------ Records for this task
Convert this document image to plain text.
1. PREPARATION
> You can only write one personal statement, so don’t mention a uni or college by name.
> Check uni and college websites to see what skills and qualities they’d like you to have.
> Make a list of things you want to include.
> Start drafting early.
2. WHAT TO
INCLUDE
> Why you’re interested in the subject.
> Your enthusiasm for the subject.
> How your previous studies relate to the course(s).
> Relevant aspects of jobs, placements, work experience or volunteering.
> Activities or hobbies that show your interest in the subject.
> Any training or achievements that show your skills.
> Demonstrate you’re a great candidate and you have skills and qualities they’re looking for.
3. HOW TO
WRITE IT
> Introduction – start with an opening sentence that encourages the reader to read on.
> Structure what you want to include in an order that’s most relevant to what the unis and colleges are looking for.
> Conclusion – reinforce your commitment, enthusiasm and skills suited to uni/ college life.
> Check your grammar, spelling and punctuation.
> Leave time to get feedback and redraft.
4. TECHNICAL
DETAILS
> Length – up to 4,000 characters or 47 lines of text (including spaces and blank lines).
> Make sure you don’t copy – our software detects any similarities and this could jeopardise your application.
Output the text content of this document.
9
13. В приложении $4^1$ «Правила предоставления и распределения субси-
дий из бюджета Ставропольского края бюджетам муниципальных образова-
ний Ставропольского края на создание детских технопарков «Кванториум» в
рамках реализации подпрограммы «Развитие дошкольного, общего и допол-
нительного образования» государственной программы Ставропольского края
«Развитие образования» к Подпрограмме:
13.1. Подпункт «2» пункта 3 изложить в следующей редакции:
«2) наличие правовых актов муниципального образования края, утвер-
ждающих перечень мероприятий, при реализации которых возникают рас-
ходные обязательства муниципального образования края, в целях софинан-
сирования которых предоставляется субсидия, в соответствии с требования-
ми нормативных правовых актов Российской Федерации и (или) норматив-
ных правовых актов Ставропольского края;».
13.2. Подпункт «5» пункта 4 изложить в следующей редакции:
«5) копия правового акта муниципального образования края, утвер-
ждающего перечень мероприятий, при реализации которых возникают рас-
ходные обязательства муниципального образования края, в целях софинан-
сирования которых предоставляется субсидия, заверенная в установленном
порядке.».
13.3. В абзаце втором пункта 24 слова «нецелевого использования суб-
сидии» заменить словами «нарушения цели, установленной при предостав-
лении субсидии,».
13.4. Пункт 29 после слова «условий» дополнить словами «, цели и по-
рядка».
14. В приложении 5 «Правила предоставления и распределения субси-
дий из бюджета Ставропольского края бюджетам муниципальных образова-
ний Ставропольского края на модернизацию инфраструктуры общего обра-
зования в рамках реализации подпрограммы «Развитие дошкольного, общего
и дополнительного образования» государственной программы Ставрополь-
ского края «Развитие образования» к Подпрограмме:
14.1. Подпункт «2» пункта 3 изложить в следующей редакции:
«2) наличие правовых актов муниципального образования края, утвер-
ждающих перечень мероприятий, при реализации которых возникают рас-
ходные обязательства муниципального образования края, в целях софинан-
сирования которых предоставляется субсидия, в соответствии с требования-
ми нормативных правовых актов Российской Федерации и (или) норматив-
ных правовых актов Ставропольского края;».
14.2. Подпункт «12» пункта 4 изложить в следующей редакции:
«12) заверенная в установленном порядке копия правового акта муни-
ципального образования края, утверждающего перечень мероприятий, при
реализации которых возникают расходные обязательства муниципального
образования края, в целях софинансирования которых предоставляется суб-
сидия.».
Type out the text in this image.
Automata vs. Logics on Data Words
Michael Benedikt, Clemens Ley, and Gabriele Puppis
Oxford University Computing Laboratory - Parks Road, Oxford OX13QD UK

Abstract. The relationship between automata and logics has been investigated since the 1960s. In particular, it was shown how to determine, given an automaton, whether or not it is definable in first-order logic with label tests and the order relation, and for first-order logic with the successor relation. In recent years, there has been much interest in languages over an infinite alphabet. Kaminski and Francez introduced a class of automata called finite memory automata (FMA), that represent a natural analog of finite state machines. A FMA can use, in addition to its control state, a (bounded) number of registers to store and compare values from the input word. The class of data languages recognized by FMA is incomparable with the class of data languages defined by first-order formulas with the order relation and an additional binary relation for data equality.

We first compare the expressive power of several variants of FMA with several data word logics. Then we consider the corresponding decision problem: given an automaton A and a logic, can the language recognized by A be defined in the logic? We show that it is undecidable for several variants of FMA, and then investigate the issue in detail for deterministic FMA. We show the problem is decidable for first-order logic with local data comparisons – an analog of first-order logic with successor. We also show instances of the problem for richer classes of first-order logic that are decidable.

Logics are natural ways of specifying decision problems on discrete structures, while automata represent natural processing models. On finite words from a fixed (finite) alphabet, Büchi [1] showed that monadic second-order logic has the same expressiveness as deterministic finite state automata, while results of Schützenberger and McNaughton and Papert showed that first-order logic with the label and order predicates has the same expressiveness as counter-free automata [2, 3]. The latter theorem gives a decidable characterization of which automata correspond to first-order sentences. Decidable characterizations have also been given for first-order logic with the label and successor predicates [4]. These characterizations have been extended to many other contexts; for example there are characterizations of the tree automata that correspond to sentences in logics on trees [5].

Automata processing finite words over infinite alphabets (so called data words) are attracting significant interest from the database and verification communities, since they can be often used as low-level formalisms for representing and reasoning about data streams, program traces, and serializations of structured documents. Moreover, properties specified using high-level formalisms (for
------------
Write down every line of the data exactly as it appears above.

→ **Response for this exercise**
Convert this document image to plain text.
1. PREPARATION
> You can only write one personal statement, so don’t mention a uni or college by name.
> Check uni and college websites to see what skills and qualities they’d like you to have.
> Make a list of things you want to include.
> Start drafting early.
2. WHAT TO
INCLUDE
> Why you’re interested in the subject.
> Your enthusiasm for the subject.
> How your previous studies relate to the course(s).
> Relevant aspects of jobs, placements, work experience or volunteering.
> Activities or hobbies that show your interest in the subject.
> Any training or achievements that show your skills.
> Demonstrate you’re a great candidate and you have skills and qualities they’re looking for.
3. HOW TO
WRITE IT
> Introduction – start with an opening sentence that encourages the reader to read on.
> Structure what you want to include in an order that’s most relevant to what the unis and colleges are looking for.
> Conclusion – reinforce your commitment, enthusiasm and skills suited to uni/ college life.
> Check your grammar, spelling and punctuation.
> Leave time to get feedback and redraft.
4. TECHNICAL
DETAILS
> Length – up to 4,000 characters or 47 lines of text (including spaces and blank lines).
> Make sure you don’t copy – our software detects any similarities and this could jeopardise your application.
Output the text content of this document.
9
13. В приложении $4^1$ «Правила предоставления и распределения субси-
дий из бюджета Ставропольского края бюджетам муниципальных образова-
ний Ставропольского края на создание детских технопарков «Кванториум» в
рамках реализации подпрограммы «Развитие дошкольного, общего и допол-
нительного образования» государственной программы Ставропольского края
«Развитие образования» к Подпрограмме:
13.1. Подпункт «2» пункта 3 изложить в следующей редакции:
«2) наличие правовых актов муниципального образования края, утвер-
ждающих перечень мероприятий, при реализации которых возникают рас-
ходные обязательства муниципального образования края, в целях софинан-
сирования которых предоставляется субсидия, в соответствии с требования-
ми нормативных правовых актов Российской Федерации и (или) норматив-
ных правовых актов Ставропольского края;».
13.2. Подпункт «5» пункта 4 изложить в следующей редакции:
«5) копия правового акта муниципального образования края, утвер-
ждающего перечень мероприятий, при реализации которых возникают рас-
ходные обязательства муниципального образования края, в целях софинан-
сирования которых предоставляется субсидия, заверенная в установленном
порядке.».
13.3. В абзаце втором пункта 24 слова «нецелевого использования суб-
сидии» заменить словами «нарушения цели, установленной при предостав-
лении субсидии,».
13.4. Пункт 29 после слова «условий» дополнить словами «, цели и по-
рядка».
14. В приложении 5 «Правила предоставления и распределения субси-
дий из бюджета Ставропольского края бюджетам муниципальных образова-
ний Ставропольского края на модернизацию инфраструктуры общего обра-
зования в рамках реализации подпрограммы «Развитие дошкольного, общего
и дополнительного образования» государственной программы Ставрополь-
ского края «Развитие образования» к Подпрограмме:
14.1. Подпункт «2» пункта 3 изложить в следующей редакции:
«2) наличие правовых актов муниципального образования края, утвер-
ждающих перечень мероприятий, при реализации которых возникают рас-
ходные обязательства муниципального образования края, в целях софинан-
сирования которых предоставляется субсидия, в соответствии с требования-
ми нормативных правовых актов Российской Федерации и (или) норматив-
ных правовых актов Ставропольского края;».
14.2. Подпункт «12» пункта 4 изложить в следующей редакции:
«12) заверенная в установленном порядке копия правового акта муни-
ципального образования края, утверждающего перечень мероприятий, при
реализации которых возникают расходные обязательства муниципального
образования края, в целях софинансирования которых предоставляется суб-
сидия.».
Type out the text in this image.
Automata vs. Logics on Data Words
Michael Benedikt, Clemens Ley, and Gabriele Puppis
Oxford University Computing Laboratory - Parks Road, Oxford OX13QD UK

Abstract. The relationship between automata and logics has been investigated since the 1960s. In particular, it was shown how to determine, given an automaton, whether or not it is definable in first-order logic with label tests and the order relation, and for first-order logic with the successor relation. In recent years, there has been much interest in languages over an infinite alphabet. Kaminski and Francez introduced a class of automata called finite memory automata (FMA), that represent a natural analog of finite state machines. A FMA can use, in addition to its control state, a (bounded) number of registers to store and compare values from the input word. The class of data languages recognized by FMA is incomparable with the class of data languages defined by first-order formulas with the order relation and an additional binary relation for data equality.

We first compare the expressive power of several variants of FMA with several data word logics. Then we consider the corresponding decision problem: given an automaton A and a logic, can the language recognized by A be defined in the logic? We show that it is undecidable for several variants of FMA, and then investigate the issue in detail for deterministic FMA. We show the problem is decidable for first-order logic with local data comparisons – an analog of first-order logic with successor. We also show instances of the problem for richer classes of first-order logic that are decidable.

Logics are natural ways of specifying decision problems on discrete structures, while automata represent natural processing models. On finite words from a fixed (finite) alphabet, Büchi [1] showed that monadic second-order logic has the same expressiveness as deterministic finite state automata, while results of Schützenberger and McNaughton and Papert showed that first-order logic with the label and order predicates has the same expressiveness as counter-free automata [2, 3]. The latter theorem gives a decidable characterization of which automata correspond to first-order sentences. Decidable characterizations have also been given for first-order logic with the label and successor predicates [4]. These characterizations have been extended to many other contexts; for example there are characterizations of the tree automata that correspond to sentences in logics on trees [5].

Automata processing finite words over infinite alphabets (so called data words) are attracting significant interest from the database and verification communities, since they can be often used as low-level formalisms for representing and reasoning about data streams, program traces, and serializations of structured documents. Moreover, properties specified using high-level formalisms (for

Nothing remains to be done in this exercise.